## WORK TO COMPLETE
All of the data below must be repeated exactly.

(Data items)
○ ○ ○

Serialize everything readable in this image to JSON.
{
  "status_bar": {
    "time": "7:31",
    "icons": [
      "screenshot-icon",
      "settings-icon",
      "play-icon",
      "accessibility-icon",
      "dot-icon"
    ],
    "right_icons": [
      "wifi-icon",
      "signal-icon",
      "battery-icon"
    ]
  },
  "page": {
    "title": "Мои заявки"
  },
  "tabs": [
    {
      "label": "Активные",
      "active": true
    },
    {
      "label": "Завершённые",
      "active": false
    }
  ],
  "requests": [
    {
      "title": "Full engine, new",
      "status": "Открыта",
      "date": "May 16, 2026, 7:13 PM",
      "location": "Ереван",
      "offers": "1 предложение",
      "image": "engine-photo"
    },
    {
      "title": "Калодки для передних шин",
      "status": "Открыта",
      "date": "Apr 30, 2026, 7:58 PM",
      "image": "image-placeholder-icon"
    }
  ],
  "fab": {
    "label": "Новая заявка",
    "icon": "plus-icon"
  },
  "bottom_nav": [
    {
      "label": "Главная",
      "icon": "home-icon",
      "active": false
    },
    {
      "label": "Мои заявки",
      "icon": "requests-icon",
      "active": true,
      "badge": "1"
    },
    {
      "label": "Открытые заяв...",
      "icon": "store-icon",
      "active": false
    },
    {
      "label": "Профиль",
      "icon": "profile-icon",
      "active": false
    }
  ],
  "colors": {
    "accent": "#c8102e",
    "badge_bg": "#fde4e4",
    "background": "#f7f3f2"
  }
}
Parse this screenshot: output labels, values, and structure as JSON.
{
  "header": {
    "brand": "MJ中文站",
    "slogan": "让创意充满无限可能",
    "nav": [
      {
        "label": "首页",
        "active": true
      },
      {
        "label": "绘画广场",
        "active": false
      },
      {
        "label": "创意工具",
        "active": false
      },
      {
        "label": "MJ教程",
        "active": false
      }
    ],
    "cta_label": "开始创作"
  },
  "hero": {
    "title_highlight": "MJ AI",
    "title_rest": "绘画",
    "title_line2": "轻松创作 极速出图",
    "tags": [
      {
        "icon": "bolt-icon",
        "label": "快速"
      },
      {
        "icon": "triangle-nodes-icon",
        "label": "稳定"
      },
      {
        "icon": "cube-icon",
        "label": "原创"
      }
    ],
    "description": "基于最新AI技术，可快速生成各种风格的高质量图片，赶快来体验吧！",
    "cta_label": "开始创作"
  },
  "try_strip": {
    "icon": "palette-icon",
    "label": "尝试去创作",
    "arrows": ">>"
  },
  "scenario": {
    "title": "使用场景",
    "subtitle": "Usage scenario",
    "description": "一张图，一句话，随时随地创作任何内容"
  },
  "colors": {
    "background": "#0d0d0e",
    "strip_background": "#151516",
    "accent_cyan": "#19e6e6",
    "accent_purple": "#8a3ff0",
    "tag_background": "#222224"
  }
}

○ ○ ○

## FINAL ANSWER
Serialize everything readable in this image to JSON.
{
  "status_bar": {
    "time": "7:31",
    "icons": [
      "screenshot-icon",
      "settings-icon",
      "play-icon",
      "accessibility-icon",
      "dot-icon"
    ],
    "right_icons": [
      "wifi-icon",
      "signal-icon",
      "battery-icon"
    ]
  },
  "page": {
    "title": "Мои заявки"
  },
  "tabs": [
    {
      "label": "Активные",
      "active": true
    },
    {
      "label": "Завершённые",
      "active": false
    }
  ],
  "requests": [
    {
      "title": "Full engine, new",
      "status": "Открыта",
      "date": "May 16, 2026, 7:13 PM",
      "location": "Ереван",
      "offers": "1 предложение",
      "image": "engine-photo"
    },
    {
      "title": "Калодки для передних шин",
      "status": "Открыта",
      "date": "Apr 30, 2026, 7:58 PM",
      "image": "image-placeholder-icon"
    }
  ],
  "fab": {
    "label": "Новая заявка",
    "icon": "plus-icon"
  },
  "bottom_nav": [
    {
      "label": "Главная",
      "icon": "home-icon",
      "active": false
    },
    {
      "label": "Мои заявки",
      "icon": "requests-icon",
      "active": true,
      "badge": "1"
    },
    {
      "label": "Открытые заяв...",
      "icon": "store-icon",
      "active": false
    },
    {
      "label": "Профиль",
      "icon": "profile-icon",
      "active": false
    }
  ],
  "colors": {
    "accent": "#c8102e",
    "badge_bg": "#fde4e4",
    "background": "#f7f3f2"
  }
}
Parse this screenshot: output labels, values, and structure as JSON.
{
  "header": {
    "brand": "MJ中文站",
    "slogan": "让创意充满无限可能",
    "nav": [
      {
        "label": "首页",
        "active": true
      },
      {
        "label": "绘画广场",
        "active": false
      },
      {
        "label": "创意工具",
        "active": false
      },
      {
        "label": "MJ教程",
        "active": false
      }
    ],
    "cta_label": "开始创作"
  },
  "hero": {
    "title_highlight": "MJ AI",
    "title_rest": "绘画",
    "title_line2": "轻松创作 极速出图",
    "tags": [
      {
        "icon": "bolt-icon",
        "label": "快速"
      },
      {
        "icon": "triangle-nodes-icon",
        "label": "稳定"
      },
      {
        "icon": "cube-icon",
        "label": "原创"
      }
    ],
    "description": "基于最新AI技术，可快速生成各种风格的高质量图片，赶快来体验吧！",
    "cta_label": "开始创作"
  },
  "try_strip": {
    "icon": "palette-icon",
    "label": "尝试去创作",
    "arrows": ">>"
  },
  "scenario": {
    "title": "使用场景",
    "subtitle": "Usage scenario",
    "description": "一张图，一句话，随时随地创作任何内容"
  },
  "colors": {
    "background": "#0d0d0e",
    "strip_background": "#151516",
    "accent_cyan": "#19e6e6",
    "accent_purple": "#8a3ff0",
    "tag_background": "#222224"
  }
}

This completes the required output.